**Given exercise:** Pull out every line of the listing below where "JSON" appears.

[Chart and figure data]
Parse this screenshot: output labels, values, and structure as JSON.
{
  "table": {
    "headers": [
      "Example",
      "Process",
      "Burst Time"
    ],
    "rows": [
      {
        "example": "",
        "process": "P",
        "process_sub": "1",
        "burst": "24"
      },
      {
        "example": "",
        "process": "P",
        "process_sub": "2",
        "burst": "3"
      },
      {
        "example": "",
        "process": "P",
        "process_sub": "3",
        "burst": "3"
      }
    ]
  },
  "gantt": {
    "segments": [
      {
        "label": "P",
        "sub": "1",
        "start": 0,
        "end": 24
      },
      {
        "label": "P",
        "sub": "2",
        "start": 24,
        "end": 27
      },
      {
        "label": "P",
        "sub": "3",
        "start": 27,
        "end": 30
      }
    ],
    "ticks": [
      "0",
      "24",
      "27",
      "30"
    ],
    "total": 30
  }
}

--

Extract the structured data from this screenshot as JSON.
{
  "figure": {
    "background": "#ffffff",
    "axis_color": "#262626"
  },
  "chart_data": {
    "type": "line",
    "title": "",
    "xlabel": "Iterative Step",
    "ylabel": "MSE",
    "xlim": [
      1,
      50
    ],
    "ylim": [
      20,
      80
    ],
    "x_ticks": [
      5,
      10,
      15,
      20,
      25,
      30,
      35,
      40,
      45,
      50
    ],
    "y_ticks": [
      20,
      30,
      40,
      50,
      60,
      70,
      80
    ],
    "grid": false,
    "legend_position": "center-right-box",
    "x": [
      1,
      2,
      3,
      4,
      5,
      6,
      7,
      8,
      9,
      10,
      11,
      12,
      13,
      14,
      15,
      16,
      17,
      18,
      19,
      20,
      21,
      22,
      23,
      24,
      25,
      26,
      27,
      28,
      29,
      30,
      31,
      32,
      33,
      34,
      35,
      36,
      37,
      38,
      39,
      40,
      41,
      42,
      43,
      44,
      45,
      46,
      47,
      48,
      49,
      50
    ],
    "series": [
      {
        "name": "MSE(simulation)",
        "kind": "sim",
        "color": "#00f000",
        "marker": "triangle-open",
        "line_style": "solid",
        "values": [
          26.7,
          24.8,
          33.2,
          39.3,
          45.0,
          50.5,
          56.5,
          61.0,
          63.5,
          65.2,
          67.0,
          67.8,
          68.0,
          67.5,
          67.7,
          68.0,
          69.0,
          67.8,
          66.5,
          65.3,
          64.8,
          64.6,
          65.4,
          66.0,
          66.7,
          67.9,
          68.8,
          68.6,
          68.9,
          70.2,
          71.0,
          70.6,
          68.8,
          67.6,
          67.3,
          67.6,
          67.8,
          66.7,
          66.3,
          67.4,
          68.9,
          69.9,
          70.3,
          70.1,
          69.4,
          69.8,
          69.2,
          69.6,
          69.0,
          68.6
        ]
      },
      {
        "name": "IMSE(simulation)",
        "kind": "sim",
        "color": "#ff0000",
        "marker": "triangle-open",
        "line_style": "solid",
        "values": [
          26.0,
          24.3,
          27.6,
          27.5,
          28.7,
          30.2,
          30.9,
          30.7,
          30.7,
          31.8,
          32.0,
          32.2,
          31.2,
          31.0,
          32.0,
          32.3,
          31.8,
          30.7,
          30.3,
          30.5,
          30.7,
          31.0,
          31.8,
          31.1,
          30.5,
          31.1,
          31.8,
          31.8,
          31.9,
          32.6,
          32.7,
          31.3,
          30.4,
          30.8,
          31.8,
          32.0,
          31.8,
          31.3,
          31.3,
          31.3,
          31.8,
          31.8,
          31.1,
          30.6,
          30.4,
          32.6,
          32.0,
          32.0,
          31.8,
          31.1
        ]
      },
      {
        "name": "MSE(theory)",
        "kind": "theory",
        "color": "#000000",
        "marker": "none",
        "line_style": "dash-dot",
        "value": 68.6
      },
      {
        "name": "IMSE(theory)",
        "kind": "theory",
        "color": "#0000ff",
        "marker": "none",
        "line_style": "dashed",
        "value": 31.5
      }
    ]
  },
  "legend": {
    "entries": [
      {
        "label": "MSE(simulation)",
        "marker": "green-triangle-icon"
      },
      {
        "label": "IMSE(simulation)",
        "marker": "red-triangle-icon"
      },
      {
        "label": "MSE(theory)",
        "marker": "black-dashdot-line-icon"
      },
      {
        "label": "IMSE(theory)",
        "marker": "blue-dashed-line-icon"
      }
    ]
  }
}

==

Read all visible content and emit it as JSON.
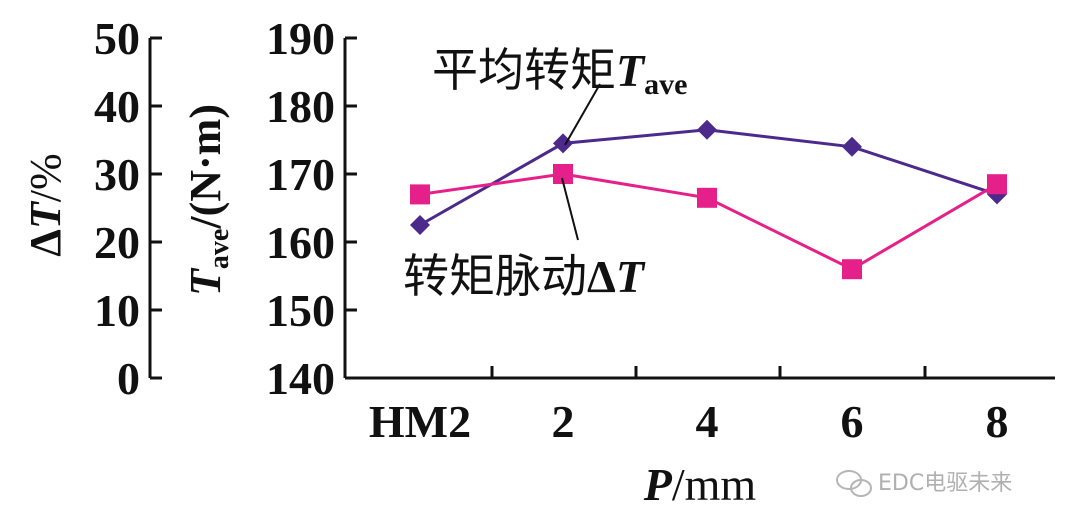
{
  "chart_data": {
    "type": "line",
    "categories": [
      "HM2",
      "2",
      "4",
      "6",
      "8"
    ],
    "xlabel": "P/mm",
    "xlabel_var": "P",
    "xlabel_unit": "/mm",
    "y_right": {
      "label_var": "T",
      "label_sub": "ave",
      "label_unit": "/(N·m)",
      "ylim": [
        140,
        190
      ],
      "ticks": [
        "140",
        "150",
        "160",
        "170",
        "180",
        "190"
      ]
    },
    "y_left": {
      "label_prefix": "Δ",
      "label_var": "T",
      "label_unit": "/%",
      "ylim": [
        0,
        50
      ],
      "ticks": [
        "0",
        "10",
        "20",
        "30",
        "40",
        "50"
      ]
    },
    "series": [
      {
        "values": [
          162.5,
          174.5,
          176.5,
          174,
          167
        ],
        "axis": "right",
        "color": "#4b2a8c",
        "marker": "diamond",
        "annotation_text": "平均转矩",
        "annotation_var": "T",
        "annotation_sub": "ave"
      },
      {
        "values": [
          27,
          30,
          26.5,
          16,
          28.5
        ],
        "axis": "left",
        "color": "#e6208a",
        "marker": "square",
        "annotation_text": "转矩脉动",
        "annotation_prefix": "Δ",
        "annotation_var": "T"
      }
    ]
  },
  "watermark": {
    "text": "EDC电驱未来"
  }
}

**Expected output:**
Parse this screenshot: output labels, values, and structure as JSON.
Extract the structured data from this screenshot as JSON.
Read all visible content and emit it as JSON.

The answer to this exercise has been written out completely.